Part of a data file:

════════════════════

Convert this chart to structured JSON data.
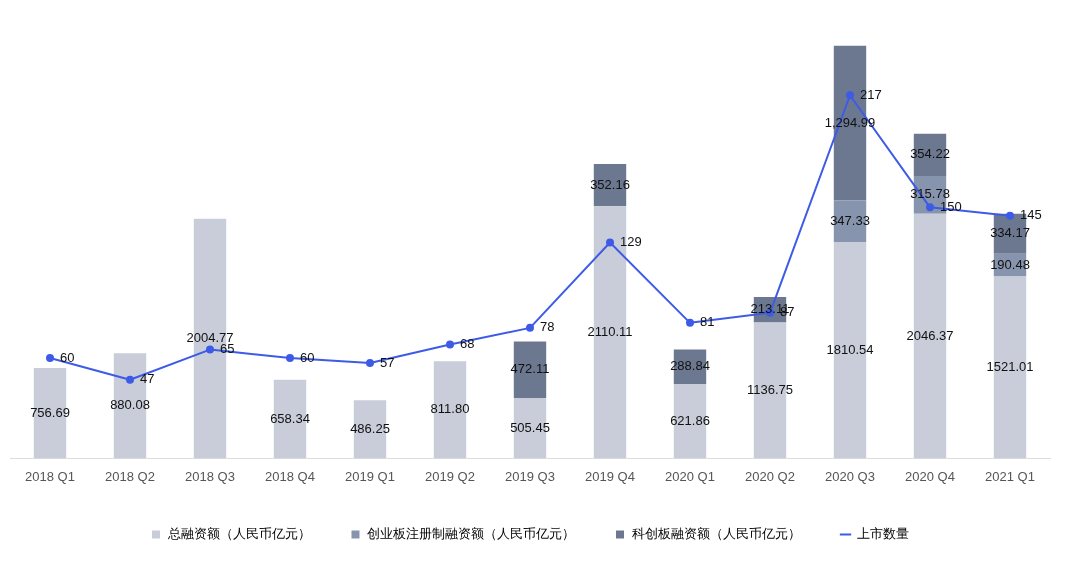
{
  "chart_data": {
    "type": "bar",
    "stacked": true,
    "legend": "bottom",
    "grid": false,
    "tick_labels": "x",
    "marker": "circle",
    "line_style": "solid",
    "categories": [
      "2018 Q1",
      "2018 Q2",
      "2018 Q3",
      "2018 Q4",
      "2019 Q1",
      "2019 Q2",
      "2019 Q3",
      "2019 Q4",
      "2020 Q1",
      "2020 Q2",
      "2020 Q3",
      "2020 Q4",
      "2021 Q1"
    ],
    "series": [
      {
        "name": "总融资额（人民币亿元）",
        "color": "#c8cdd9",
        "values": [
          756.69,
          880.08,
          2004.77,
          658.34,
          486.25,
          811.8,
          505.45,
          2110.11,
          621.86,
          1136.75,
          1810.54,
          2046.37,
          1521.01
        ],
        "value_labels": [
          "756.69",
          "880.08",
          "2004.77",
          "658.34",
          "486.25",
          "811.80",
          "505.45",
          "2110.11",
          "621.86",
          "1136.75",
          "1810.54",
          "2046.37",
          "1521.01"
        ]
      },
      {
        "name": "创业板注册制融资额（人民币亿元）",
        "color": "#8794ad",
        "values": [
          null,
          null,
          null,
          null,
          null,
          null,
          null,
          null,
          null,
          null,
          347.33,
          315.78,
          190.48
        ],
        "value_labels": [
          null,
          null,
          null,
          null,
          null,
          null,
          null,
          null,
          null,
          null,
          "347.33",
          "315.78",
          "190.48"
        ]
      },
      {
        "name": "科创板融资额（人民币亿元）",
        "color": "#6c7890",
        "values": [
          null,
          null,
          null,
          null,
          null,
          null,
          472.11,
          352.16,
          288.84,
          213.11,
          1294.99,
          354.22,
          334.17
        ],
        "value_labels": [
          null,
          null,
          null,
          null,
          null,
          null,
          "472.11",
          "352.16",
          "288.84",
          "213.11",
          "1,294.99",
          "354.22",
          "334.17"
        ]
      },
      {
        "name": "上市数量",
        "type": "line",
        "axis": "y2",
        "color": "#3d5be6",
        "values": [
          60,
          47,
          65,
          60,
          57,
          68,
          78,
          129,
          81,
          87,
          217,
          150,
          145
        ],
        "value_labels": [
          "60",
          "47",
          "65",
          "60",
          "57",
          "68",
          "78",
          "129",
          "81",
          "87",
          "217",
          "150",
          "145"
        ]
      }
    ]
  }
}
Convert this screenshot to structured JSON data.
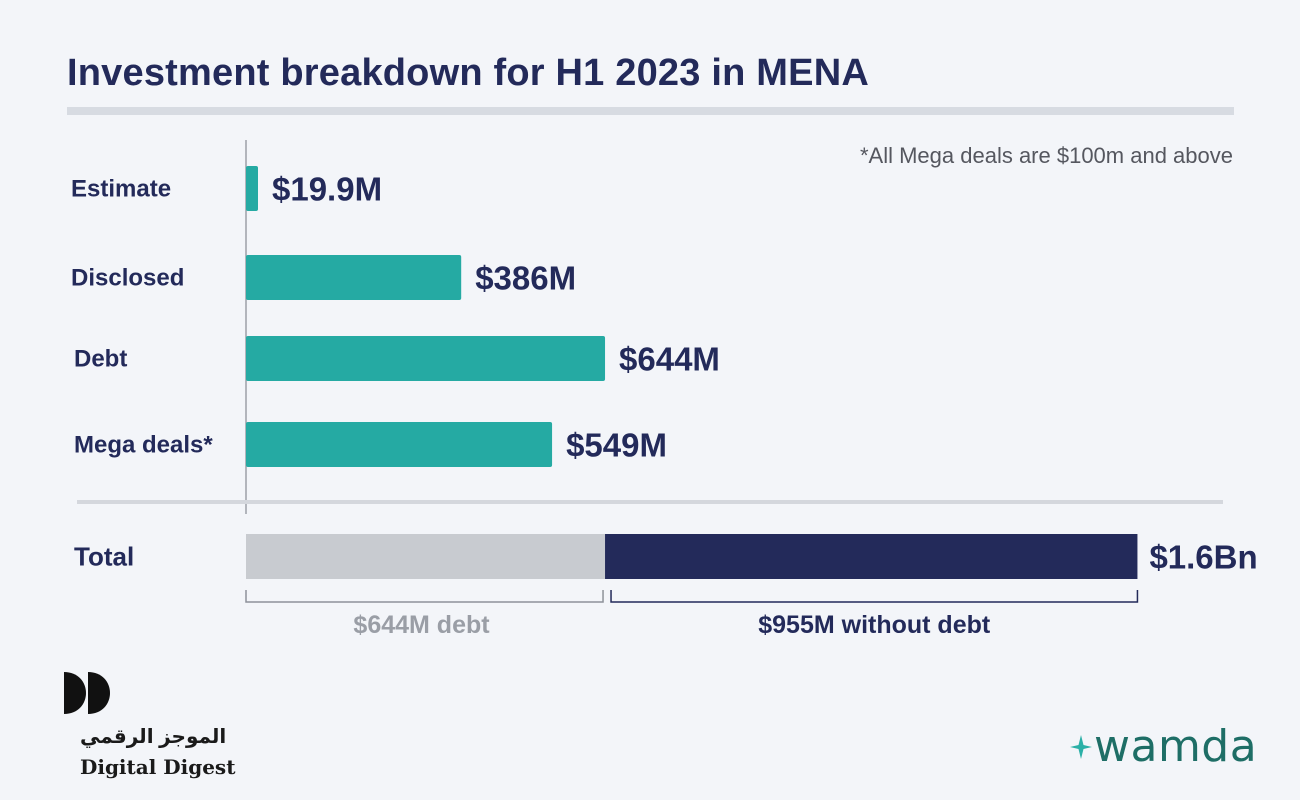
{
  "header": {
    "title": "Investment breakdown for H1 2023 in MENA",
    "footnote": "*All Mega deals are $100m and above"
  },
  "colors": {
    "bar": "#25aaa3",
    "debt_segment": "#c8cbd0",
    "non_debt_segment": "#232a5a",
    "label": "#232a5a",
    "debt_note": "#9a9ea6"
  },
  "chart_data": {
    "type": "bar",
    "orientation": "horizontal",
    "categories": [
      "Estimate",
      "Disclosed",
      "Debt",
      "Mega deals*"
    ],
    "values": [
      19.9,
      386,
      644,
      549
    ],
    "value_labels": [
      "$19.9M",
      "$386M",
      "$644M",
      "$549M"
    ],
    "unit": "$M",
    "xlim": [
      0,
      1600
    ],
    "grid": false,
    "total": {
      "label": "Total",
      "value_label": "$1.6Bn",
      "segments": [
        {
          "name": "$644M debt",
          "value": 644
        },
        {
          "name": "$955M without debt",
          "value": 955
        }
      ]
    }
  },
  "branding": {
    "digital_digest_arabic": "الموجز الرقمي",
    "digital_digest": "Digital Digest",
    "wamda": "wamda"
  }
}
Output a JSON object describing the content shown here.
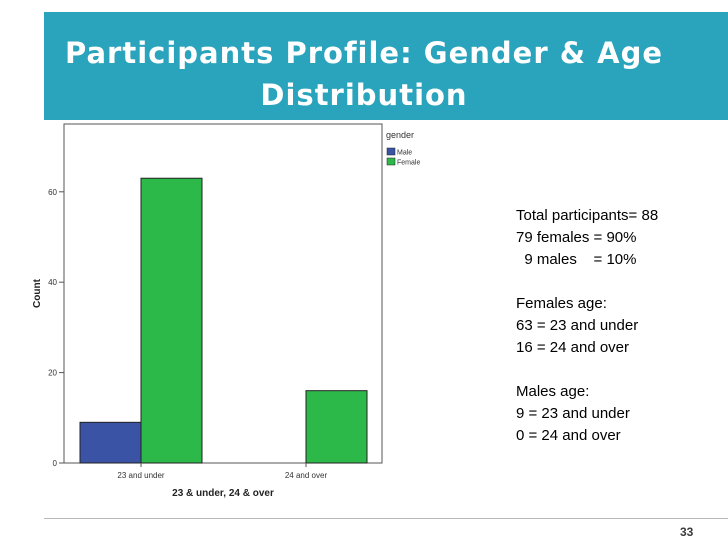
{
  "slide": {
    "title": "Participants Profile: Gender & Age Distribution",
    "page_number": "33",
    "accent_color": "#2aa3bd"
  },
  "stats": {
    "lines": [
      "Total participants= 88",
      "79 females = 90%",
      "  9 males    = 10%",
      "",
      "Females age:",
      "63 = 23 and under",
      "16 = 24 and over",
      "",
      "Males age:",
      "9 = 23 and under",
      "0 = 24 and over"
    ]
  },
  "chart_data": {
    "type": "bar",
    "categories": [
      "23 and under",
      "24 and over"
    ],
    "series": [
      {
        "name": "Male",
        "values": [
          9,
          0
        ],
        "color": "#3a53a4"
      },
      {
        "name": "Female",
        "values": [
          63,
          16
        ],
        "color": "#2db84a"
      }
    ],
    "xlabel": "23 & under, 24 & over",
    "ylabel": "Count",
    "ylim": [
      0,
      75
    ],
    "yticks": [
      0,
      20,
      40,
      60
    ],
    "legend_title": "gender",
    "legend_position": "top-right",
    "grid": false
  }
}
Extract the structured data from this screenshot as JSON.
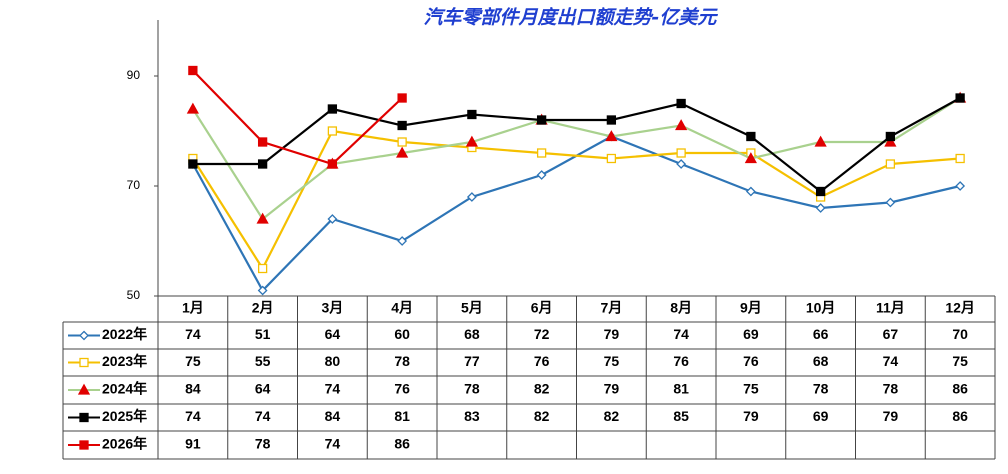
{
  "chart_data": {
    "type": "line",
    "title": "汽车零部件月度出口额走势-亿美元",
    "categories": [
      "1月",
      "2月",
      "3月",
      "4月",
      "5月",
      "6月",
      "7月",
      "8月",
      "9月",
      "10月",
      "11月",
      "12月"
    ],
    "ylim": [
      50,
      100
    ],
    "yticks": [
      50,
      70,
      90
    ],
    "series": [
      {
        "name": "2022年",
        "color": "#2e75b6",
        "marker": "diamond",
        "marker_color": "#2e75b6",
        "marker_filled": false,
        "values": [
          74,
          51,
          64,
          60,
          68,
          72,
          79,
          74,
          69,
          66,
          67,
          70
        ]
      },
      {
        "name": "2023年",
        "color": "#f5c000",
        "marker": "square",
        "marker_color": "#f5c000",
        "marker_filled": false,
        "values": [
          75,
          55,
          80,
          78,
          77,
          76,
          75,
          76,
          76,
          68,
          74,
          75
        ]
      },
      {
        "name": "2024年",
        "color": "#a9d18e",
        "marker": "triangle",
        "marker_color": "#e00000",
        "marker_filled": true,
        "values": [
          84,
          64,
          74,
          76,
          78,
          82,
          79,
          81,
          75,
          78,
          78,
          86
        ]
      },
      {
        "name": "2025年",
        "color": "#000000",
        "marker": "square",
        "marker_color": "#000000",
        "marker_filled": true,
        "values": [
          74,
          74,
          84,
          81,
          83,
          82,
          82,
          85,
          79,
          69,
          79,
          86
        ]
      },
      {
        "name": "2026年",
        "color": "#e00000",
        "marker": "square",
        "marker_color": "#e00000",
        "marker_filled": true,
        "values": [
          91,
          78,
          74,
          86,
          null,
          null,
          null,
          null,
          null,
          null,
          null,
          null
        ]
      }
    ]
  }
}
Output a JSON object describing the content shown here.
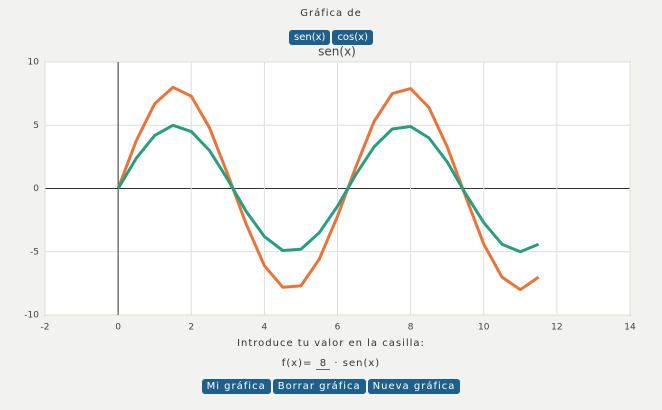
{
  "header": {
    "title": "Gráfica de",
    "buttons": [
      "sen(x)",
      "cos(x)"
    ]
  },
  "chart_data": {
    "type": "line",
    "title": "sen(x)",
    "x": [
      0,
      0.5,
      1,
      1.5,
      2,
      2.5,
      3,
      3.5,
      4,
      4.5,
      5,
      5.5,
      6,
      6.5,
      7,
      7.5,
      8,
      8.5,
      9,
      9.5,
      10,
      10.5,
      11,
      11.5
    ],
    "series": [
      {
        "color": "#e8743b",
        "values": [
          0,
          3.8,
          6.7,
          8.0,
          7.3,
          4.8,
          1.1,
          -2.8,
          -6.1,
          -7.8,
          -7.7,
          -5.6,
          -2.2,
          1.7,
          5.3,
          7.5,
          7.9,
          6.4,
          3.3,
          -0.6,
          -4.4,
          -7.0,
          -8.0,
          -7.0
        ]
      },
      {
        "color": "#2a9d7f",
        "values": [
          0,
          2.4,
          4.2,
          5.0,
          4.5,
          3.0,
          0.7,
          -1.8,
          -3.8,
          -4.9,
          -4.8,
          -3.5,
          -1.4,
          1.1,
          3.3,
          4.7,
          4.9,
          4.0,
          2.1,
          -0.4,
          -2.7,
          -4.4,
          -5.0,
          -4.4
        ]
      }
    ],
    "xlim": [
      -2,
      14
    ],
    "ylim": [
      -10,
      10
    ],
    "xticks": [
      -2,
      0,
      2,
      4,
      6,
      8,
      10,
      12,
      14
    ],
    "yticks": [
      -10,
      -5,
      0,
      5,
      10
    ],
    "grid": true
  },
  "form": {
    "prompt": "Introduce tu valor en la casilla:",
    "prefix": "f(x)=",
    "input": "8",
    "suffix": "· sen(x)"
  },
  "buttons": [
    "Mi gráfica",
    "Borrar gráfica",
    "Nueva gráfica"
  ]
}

════════════════════

- What to work on: How many lines in these records hold the string "over"? Reply with the number alone.

- The result: 4